7. Votre petit culot tranquille va jusqu'à se vanter d'avoir cité la Bibliothèque des Emeutes parce que « on peut trouver de l'intérêt dans certaines analyses chez des gens dont on ne partage pas nécessairement toutes les idées ». Quand on lit le passage qui concerne la Bibliothèque des Emeutes dans votre papier hygiénique relié après usage – votre seul livre donc –, on est effectivement en droit de se demander dans laquelle de ces analyses vous trouviez de l'intérêt. Permettez-moi de faire le résumé de ce paragraphe : il s'agit d'un groupe de tarés introduit par la phrase suivante : « (...) c'est des débordements de folie meurtrière que l'on fera l'éloge, dans le vain espoir de voir surgir, à travers les différents actes d'autodestruction individuelle et collective dont notre monde est si prodigue, la possibilité d'une rédemption ». On comprend pourquoi un pauvre postsitu si préoccupé du sort des bibliothèques avait besoin que « vol, viol, meurtre sont des délits d'opinion » devienne une apologie du viol, parce que pour soutenir cette thèse-là, il fallait l'appuyer de quelque affabulation particulièrement spectaculaire.

**CONSIGNE 1**
Recopiez à l'identique les lignes, de la toute première ligne jusqu'à celle qui contient « section-cover: [175, 577, 1189, 663] », ces deux bornes comprises.

**LES LIGNES**
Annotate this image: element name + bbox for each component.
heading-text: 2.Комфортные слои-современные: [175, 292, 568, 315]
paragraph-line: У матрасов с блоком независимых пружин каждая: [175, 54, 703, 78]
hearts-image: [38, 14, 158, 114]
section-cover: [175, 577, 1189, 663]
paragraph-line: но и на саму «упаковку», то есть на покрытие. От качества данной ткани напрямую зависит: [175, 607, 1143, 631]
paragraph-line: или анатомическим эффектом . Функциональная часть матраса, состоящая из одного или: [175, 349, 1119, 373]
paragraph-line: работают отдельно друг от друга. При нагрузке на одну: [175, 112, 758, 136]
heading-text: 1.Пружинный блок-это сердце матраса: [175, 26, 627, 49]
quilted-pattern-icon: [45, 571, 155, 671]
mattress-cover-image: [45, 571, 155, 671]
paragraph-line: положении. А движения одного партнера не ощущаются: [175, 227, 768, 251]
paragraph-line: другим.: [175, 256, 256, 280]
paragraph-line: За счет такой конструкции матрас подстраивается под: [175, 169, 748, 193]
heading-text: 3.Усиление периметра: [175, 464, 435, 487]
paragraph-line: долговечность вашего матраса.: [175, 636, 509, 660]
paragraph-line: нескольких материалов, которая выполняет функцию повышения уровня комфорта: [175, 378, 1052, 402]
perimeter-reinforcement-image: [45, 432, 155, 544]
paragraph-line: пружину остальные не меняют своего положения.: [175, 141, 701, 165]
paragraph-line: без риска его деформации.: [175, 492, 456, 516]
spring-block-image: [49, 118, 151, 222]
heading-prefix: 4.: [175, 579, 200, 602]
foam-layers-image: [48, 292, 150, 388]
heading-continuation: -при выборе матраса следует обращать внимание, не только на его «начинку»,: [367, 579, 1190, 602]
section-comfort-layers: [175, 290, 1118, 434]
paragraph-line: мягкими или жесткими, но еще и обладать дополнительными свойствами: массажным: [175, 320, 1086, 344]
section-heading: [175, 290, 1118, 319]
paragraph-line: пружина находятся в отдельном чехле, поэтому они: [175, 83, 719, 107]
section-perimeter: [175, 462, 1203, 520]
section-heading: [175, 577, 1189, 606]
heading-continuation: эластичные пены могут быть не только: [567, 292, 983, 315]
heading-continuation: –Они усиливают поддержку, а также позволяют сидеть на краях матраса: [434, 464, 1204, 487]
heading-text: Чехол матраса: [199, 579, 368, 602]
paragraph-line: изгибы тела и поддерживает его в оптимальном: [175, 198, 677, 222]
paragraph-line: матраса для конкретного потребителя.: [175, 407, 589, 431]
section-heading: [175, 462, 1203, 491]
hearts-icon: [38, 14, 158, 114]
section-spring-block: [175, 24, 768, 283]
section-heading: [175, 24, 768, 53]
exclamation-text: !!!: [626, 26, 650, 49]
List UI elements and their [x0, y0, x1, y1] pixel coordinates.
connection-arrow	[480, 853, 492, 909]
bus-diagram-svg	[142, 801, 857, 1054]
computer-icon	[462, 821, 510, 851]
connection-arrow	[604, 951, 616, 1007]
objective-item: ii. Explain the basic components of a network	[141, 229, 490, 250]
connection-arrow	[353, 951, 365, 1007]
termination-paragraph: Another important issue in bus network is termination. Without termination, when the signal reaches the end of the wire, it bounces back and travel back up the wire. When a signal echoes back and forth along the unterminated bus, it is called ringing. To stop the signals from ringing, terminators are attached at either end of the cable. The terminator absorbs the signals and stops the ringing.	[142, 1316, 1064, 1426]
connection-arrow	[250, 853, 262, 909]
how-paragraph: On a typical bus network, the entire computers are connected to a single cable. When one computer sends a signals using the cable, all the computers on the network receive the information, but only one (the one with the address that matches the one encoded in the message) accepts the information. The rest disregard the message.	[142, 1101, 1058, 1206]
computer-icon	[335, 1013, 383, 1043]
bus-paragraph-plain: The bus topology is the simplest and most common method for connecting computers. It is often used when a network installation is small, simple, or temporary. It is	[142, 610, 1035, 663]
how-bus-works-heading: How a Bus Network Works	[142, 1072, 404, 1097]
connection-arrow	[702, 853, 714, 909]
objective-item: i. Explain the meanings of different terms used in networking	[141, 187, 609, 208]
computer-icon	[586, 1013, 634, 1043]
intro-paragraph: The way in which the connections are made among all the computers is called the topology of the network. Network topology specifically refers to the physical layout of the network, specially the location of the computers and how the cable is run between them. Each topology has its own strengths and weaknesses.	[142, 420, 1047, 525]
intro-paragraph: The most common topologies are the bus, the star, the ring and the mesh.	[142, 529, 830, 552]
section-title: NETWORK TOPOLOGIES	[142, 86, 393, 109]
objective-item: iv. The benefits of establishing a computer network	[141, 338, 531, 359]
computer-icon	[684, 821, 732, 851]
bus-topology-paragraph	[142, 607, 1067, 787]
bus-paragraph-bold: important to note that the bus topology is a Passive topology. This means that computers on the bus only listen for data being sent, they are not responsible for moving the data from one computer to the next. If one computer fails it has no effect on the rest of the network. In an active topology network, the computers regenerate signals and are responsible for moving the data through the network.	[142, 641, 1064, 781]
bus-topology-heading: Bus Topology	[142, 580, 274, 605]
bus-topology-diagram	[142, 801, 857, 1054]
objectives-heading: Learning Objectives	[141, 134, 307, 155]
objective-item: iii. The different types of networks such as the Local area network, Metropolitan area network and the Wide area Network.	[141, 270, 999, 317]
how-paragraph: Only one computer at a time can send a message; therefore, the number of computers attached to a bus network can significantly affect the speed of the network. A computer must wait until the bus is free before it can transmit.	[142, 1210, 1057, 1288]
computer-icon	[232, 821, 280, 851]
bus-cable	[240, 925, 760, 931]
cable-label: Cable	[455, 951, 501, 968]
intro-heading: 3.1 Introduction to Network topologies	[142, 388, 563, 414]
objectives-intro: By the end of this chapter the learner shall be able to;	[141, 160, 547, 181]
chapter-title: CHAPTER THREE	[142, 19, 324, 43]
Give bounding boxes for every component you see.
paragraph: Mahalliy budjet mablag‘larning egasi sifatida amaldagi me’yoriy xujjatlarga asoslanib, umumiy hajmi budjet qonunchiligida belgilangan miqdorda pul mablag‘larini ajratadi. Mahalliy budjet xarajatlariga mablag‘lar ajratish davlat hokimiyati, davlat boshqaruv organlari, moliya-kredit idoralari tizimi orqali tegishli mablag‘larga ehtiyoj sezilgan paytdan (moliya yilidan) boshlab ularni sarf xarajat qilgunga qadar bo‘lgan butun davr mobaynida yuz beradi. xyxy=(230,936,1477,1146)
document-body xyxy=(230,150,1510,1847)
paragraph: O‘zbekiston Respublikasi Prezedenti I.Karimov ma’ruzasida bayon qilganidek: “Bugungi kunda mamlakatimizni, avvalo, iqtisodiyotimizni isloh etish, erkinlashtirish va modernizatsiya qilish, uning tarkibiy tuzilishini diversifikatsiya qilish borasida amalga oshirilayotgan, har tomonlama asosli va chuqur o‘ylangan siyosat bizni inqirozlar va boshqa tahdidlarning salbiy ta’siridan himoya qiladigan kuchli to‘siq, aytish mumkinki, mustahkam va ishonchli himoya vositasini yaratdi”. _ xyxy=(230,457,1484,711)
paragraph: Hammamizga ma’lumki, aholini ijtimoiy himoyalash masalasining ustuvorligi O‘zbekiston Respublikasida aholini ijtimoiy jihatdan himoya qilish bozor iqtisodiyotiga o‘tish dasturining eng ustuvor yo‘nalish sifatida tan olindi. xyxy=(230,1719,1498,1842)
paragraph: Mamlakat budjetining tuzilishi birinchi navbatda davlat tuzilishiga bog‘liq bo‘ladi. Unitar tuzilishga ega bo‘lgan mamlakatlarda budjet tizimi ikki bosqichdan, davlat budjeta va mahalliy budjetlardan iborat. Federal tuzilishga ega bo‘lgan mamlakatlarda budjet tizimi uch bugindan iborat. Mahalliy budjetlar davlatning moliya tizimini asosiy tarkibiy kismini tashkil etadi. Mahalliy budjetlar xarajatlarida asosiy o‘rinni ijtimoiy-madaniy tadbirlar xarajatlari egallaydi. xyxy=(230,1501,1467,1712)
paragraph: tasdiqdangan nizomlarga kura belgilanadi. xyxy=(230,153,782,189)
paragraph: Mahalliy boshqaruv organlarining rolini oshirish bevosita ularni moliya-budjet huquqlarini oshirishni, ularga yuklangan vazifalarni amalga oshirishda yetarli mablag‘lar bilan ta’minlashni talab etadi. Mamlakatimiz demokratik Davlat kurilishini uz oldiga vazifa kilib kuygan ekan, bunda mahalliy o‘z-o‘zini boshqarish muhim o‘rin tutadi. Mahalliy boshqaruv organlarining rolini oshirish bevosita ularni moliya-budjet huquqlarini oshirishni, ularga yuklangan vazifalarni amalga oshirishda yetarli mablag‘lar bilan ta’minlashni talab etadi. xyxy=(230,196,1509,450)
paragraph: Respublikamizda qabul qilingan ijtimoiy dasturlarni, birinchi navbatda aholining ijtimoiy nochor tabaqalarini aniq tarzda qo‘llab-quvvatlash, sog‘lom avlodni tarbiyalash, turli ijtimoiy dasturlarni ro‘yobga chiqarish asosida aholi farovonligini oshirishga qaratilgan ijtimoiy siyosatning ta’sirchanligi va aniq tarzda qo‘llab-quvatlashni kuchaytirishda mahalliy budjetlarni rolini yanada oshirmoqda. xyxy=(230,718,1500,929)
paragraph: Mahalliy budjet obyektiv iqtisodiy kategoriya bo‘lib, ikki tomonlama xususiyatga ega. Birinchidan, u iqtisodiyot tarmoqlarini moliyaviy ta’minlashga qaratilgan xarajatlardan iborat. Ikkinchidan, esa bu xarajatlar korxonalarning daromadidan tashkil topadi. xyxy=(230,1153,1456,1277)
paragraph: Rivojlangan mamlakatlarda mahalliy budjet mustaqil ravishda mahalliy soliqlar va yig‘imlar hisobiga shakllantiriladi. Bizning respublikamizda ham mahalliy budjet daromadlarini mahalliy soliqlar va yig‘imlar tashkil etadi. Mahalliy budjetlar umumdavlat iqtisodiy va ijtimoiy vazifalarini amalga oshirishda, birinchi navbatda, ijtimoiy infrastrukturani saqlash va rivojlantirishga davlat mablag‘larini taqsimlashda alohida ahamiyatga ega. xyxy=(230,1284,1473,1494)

**CONSIGNE 2**
D'après l'extrait, pourquoi le « pauvre postsitu » avait-il besoin que la phrase « vol, viol, meurtre sont des délits d'opinion » devienne une apologie du viol ?

**RÉPONSE ATTENDUE 1**
Annotate this image: element name + bbox for each component.
heading-text: 2.Комфортные слои-современные: [175, 292, 568, 315]
paragraph-line: У матрасов с блоком независимых пружин каждая: [175, 54, 703, 78]
hearts-image: [38, 14, 158, 114]
section-cover: [175, 577, 1189, 663]

**RÉPONSE ATTENDUE 2**
Pour soutenir sa thèse, il fallait l'appuyer de quelque affabulation particulièrement spectaculaire.